═════ Record extracts ═════

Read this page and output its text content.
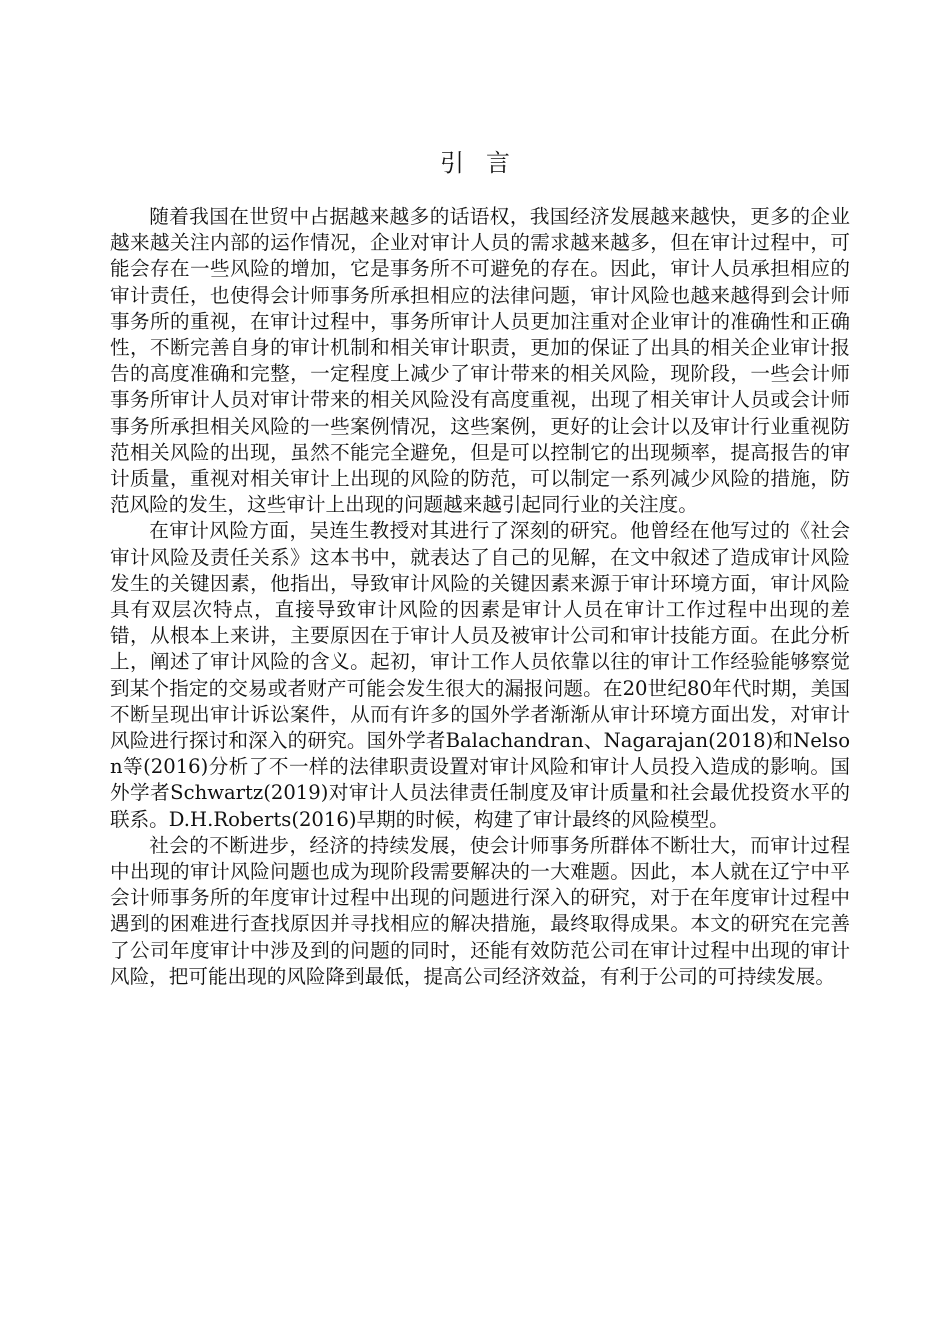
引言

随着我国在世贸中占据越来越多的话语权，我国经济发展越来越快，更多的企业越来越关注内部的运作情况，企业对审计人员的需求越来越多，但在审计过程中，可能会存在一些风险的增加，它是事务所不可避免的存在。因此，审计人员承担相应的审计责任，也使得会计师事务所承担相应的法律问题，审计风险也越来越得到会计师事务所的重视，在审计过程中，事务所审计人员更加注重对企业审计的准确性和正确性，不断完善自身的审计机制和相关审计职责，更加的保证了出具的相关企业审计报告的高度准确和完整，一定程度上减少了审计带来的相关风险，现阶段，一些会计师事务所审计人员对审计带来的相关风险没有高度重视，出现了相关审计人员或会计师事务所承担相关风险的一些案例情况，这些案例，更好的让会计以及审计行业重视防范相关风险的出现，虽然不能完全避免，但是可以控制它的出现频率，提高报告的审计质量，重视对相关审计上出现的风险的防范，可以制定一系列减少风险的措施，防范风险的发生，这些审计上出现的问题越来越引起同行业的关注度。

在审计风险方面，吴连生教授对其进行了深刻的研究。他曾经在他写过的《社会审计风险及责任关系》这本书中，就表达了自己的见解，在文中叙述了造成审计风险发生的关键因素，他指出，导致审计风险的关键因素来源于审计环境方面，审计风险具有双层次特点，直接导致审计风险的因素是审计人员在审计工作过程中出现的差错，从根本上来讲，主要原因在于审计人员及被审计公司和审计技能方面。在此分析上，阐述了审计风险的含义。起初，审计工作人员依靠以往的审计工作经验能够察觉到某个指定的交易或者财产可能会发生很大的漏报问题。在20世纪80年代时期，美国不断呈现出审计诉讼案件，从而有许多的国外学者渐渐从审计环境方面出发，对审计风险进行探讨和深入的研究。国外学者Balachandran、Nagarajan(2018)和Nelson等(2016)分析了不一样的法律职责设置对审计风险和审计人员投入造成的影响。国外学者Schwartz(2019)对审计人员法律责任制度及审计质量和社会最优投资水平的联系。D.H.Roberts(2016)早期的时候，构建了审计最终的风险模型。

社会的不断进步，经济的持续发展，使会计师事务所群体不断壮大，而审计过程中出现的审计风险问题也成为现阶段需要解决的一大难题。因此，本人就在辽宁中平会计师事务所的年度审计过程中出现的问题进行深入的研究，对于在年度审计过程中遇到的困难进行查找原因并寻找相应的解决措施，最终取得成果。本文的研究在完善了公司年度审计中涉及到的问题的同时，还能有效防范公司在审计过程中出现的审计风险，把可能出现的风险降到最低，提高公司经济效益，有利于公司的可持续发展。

═════

## What you will do
Repeat the full listing above exactly, with no pictures in the copy.

## Written answer
Read this page and output its text content.
引言

随着我国在世贸中占据越来越多的话语权，我国经济发展越来越快，更多的企业越来越关注内部的运作情况，企业对审计人员的需求越来越多，但在审计过程中，可能会存在一些风险的增加，它是事务所不可避免的存在。因此，审计人员承担相应的审计责任，也使得会计师事务所承担相应的法律问题，审计风险也越来越得到会计师事务所的重视，在审计过程中，事务所审计人员更加注重对企业审计的准确性和正确性，不断完善自身的审计机制和相关审计职责，更加的保证了出具的相关企业审计报告的高度准确和完整，一定程度上减少了审计带来的相关风险，现阶段，一些会计师事务所审计人员对审计带来的相关风险没有高度重视，出现了相关审计人员或会计师事务所承担相关风险的一些案例情况，这些案例，更好的让会计以及审计行业重视防范相关风险的出现，虽然不能完全避免，但是可以控制它的出现频率，提高报告的审计质量，重视对相关审计上出现的风险的防范，可以制定一系列减少风险的措施，防范风险的发生，这些审计上出现的问题越来越引起同行业的关注度。

在审计风险方面，吴连生教授对其进行了深刻的研究。他曾经在他写过的《社会审计风险及责任关系》这本书中，就表达了自己的见解，在文中叙述了造成审计风险发生的关键因素，他指出，导致审计风险的关键因素来源于审计环境方面，审计风险具有双层次特点，直接导致审计风险的因素是审计人员在审计工作过程中出现的差错，从根本上来讲，主要原因在于审计人员及被审计公司和审计技能方面。在此分析上，阐述了审计风险的含义。起初，审计工作人员依靠以往的审计工作经验能够察觉到某个指定的交易或者财产可能会发生很大的漏报问题。在20世纪80年代时期，美国不断呈现出审计诉讼案件，从而有许多的国外学者渐渐从审计环境方面出发，对审计风险进行探讨和深入的研究。国外学者Balachandran、Nagarajan(2018)和Nelson等(2016)分析了不一样的法律职责设置对审计风险和审计人员投入造成的影响。国外学者Schwartz(2019)对审计人员法律责任制度及审计质量和社会最优投资水平的联系。D.H.Roberts(2016)早期的时候，构建了审计最终的风险模型。

社会的不断进步，经济的持续发展，使会计师事务所群体不断壮大，而审计过程中出现的审计风险问题也成为现阶段需要解决的一大难题。因此，本人就在辽宁中平会计师事务所的年度审计过程中出现的问题进行深入的研究，对于在年度审计过程中遇到的困难进行查找原因并寻找相应的解决措施，最终取得成果。本文的研究在完善了公司年度审计中涉及到的问题的同时，还能有效防范公司在审计过程中出现的审计风险，把可能出现的风险降到最低，提高公司经济效益，有利于公司的可持续发展。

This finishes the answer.